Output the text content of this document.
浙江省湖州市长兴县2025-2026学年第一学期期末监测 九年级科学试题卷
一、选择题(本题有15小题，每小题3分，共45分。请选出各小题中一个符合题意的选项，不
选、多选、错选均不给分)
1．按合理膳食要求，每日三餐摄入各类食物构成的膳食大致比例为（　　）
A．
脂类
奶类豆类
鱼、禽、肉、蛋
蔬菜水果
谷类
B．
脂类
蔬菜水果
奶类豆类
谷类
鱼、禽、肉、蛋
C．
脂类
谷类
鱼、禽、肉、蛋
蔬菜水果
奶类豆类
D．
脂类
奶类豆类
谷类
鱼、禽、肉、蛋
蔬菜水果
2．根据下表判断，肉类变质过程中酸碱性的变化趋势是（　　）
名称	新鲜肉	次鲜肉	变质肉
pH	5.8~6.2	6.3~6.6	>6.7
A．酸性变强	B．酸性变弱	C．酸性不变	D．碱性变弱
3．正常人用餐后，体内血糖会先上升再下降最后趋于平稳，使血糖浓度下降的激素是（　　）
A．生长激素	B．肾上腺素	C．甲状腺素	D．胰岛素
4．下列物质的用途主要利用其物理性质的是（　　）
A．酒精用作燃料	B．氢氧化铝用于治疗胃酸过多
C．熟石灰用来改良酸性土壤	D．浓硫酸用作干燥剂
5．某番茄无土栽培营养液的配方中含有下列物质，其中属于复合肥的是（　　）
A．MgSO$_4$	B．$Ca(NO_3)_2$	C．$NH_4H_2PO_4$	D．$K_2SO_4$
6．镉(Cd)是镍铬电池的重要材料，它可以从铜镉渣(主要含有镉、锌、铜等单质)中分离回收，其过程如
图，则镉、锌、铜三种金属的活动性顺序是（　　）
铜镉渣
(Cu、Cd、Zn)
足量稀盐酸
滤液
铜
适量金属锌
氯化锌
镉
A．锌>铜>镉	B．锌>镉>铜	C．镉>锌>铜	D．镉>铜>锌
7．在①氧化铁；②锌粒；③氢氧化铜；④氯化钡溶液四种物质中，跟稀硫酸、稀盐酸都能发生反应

——

■ Required task:
Reproduce the material above, every line of it, exactly.

■ Solution for this problem:
Output the text content of this document.
浙江省湖州市长兴县2025-2026学年第一学期期末监测 九年级科学试题卷
一、选择题(本题有15小题，每小题3分，共45分。请选出各小题中一个符合题意的选项，不
选、多选、错选均不给分)
1．按合理膳食要求，每日三餐摄入各类食物构成的膳食大致比例为（　　）
A．
脂类
奶类豆类
鱼、禽、肉、蛋
蔬菜水果
谷类
B．
脂类
蔬菜水果
奶类豆类
谷类
鱼、禽、肉、蛋
C．
脂类
谷类
鱼、禽、肉、蛋
蔬菜水果
奶类豆类
D．
脂类
奶类豆类
谷类
鱼、禽、肉、蛋
蔬菜水果
2．根据下表判断，肉类变质过程中酸碱性的变化趋势是（　　）
名称	新鲜肉	次鲜肉	变质肉
pH	5.8~6.2	6.3~6.6	>6.7
A．酸性变强	B．酸性变弱	C．酸性不变	D．碱性变弱
3．正常人用餐后，体内血糖会先上升再下降最后趋于平稳，使血糖浓度下降的激素是（　　）
A．生长激素	B．肾上腺素	C．甲状腺素	D．胰岛素
4．下列物质的用途主要利用其物理性质的是（　　）
A．酒精用作燃料	B．氢氧化铝用于治疗胃酸过多
C．熟石灰用来改良酸性土壤	D．浓硫酸用作干燥剂
5．某番茄无土栽培营养液的配方中含有下列物质，其中属于复合肥的是（　　）
A．MgSO$_4$	B．$Ca(NO_3)_2$	C．$NH_4H_2PO_4$	D．$K_2SO_4$
6．镉(Cd)是镍铬电池的重要材料，它可以从铜镉渣(主要含有镉、锌、铜等单质)中分离回收，其过程如
图，则镉、锌、铜三种金属的活动性顺序是（　　）
铜镉渣
(Cu、Cd、Zn)
足量稀盐酸
滤液
铜
适量金属锌
氯化锌
镉
A．锌>铜>镉	B．锌>镉>铜	C．镉>锌>铜	D．镉>铜>锌
7．在①氧化铁；②锌粒；③氢氧化铜；④氯化钡溶液四种物质中，跟稀硫酸、稀盐酸都能发生反应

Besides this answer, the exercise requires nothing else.